-- Records start --

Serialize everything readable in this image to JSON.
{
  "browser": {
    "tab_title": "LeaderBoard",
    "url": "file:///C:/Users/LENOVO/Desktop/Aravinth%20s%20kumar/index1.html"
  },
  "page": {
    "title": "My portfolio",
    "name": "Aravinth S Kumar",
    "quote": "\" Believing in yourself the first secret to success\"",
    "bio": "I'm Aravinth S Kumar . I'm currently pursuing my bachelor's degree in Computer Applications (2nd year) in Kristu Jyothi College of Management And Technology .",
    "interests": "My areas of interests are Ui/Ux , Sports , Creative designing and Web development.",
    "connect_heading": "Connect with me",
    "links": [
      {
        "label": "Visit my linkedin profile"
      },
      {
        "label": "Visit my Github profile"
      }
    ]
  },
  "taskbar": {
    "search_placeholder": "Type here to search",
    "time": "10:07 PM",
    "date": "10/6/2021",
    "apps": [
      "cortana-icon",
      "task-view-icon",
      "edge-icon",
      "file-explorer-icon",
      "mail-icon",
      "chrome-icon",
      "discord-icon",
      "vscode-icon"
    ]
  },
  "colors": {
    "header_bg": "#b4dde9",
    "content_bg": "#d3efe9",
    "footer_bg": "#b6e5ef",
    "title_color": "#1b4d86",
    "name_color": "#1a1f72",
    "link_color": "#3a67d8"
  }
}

-- Records end --
-- Records start --

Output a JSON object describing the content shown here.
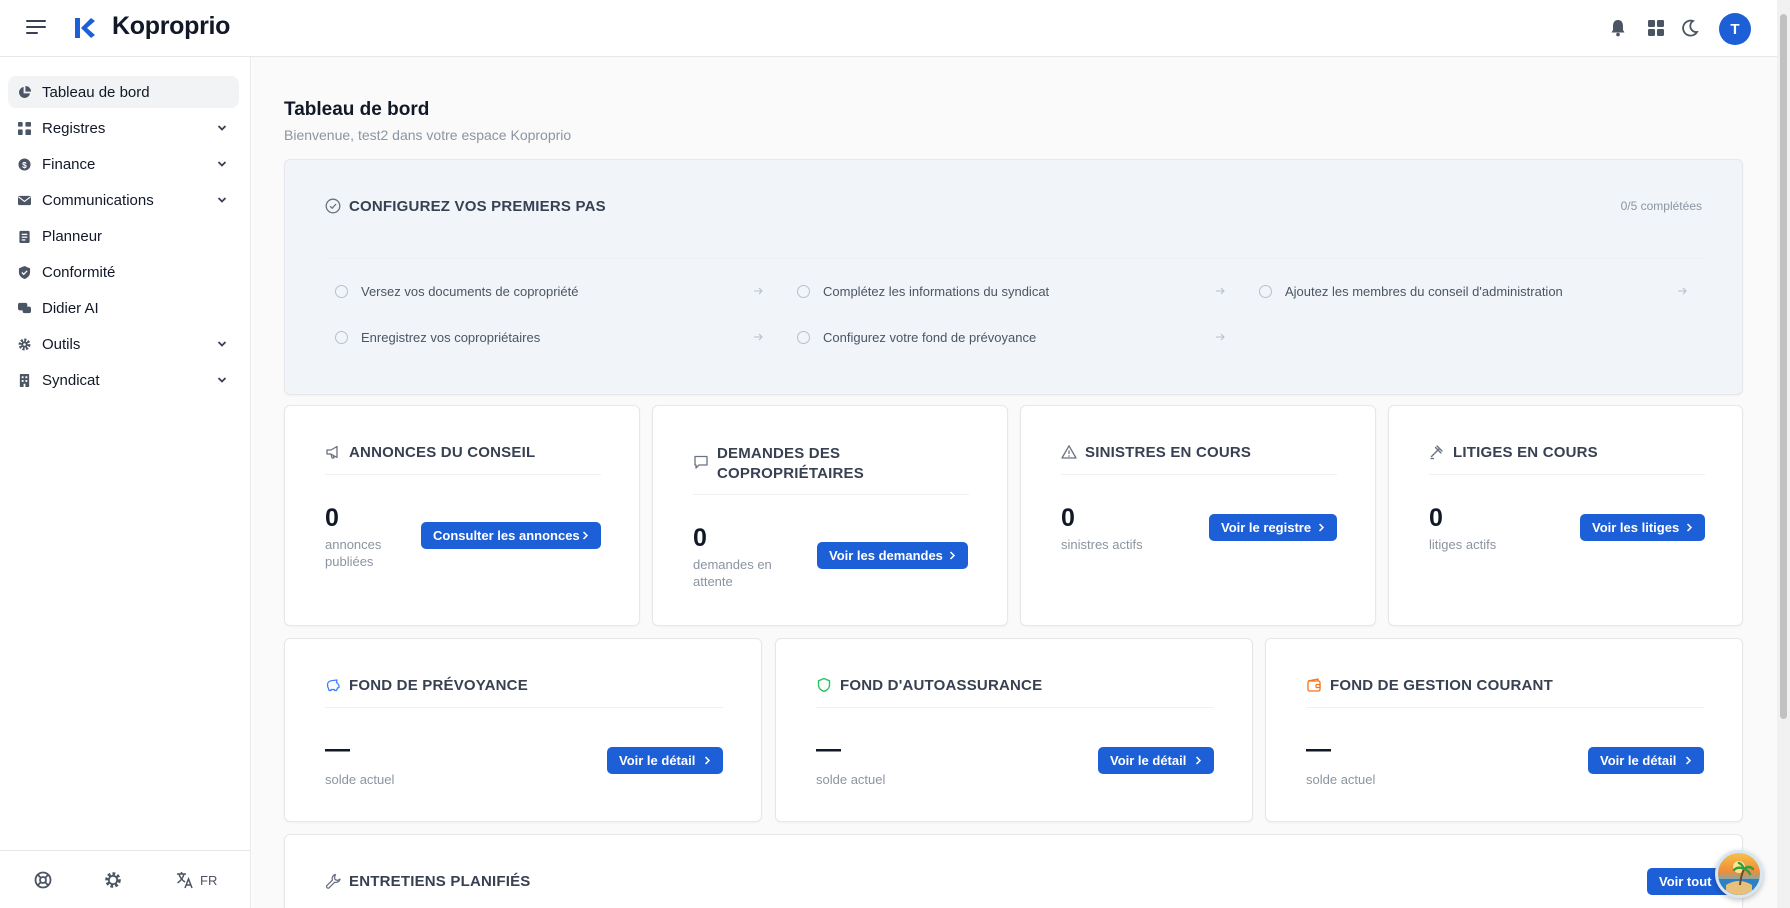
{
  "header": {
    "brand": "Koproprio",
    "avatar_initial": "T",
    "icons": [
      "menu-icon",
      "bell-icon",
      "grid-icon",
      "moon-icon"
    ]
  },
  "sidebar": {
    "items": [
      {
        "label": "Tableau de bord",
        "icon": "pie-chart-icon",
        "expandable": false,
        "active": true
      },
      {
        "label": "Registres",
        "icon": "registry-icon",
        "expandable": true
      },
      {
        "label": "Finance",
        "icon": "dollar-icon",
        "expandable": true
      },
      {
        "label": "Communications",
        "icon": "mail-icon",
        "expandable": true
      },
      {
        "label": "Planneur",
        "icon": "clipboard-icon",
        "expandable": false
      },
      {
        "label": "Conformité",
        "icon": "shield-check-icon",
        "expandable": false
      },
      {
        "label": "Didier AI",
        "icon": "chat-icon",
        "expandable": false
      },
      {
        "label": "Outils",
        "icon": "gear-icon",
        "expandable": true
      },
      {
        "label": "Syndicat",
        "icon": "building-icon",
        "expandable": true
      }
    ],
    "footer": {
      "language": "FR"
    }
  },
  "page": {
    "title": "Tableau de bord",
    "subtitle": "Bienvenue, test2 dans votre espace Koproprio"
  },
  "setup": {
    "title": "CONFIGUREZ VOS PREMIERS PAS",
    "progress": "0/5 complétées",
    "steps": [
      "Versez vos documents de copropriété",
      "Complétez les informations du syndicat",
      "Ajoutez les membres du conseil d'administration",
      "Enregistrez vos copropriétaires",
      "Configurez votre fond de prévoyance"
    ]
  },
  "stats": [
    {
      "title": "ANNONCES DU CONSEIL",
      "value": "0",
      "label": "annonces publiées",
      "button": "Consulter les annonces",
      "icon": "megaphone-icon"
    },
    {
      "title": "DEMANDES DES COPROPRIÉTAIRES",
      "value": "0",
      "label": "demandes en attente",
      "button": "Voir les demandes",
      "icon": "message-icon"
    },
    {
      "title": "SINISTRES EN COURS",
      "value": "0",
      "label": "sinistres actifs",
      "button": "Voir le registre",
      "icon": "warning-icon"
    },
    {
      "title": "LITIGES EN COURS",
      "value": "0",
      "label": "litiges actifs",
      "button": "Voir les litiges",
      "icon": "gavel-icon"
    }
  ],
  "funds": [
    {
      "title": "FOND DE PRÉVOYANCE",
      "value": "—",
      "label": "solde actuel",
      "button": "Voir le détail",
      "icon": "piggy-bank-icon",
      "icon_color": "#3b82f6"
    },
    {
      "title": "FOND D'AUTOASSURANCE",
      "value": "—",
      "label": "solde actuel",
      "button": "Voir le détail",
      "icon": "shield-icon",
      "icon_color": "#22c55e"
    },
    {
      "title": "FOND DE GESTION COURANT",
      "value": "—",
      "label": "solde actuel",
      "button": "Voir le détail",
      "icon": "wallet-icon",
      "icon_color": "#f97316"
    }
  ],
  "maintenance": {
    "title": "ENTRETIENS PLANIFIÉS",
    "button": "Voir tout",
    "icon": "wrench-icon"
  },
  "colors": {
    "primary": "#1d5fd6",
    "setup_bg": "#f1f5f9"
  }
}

-- Records end --

__Exercise goal__.
Show each line holding the word "Koproprio".

__Problem solution__.
    "brand": "Koproprio",
    "subtitle": "Bienvenue, test2 dans votre espace Koproprio"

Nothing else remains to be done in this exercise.